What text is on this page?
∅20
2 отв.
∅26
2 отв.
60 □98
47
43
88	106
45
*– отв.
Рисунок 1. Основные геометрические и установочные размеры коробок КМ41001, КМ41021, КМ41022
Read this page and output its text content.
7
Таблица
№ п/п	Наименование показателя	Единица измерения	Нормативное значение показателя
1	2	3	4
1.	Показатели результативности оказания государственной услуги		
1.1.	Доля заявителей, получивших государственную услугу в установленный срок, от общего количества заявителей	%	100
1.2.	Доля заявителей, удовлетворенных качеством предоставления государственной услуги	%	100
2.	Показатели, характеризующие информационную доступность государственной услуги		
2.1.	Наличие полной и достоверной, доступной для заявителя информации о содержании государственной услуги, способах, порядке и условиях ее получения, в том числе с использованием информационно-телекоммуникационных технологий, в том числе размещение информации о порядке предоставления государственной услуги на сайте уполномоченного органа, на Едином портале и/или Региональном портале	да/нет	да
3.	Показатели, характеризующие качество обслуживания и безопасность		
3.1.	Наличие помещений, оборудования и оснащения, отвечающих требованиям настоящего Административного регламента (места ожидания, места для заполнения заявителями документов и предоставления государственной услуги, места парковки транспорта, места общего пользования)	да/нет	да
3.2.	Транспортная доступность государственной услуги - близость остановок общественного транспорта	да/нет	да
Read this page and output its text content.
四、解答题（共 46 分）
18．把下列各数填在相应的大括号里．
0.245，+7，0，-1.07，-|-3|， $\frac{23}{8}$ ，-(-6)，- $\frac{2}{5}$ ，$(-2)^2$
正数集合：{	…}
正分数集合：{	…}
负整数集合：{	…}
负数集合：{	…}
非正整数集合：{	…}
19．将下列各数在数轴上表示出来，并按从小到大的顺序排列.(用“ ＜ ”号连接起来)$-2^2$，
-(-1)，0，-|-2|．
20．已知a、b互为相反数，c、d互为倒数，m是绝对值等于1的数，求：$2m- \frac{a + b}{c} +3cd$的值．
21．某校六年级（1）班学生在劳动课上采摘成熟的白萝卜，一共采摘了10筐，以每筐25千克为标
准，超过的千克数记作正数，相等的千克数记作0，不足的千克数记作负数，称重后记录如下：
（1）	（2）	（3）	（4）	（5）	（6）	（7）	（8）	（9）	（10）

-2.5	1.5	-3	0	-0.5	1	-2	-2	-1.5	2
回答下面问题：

• PROBLEM DETAILS
List the lines of the records where "заявителей" occurs.

• TASK ANSWER
1.1.	Доля заявителей, получивших государственную услугу в установленный срок, от общего количества заявителей	%	100
1.2.	Доля заявителей, удовлетворенных качеством предоставления государственной услуги	%	100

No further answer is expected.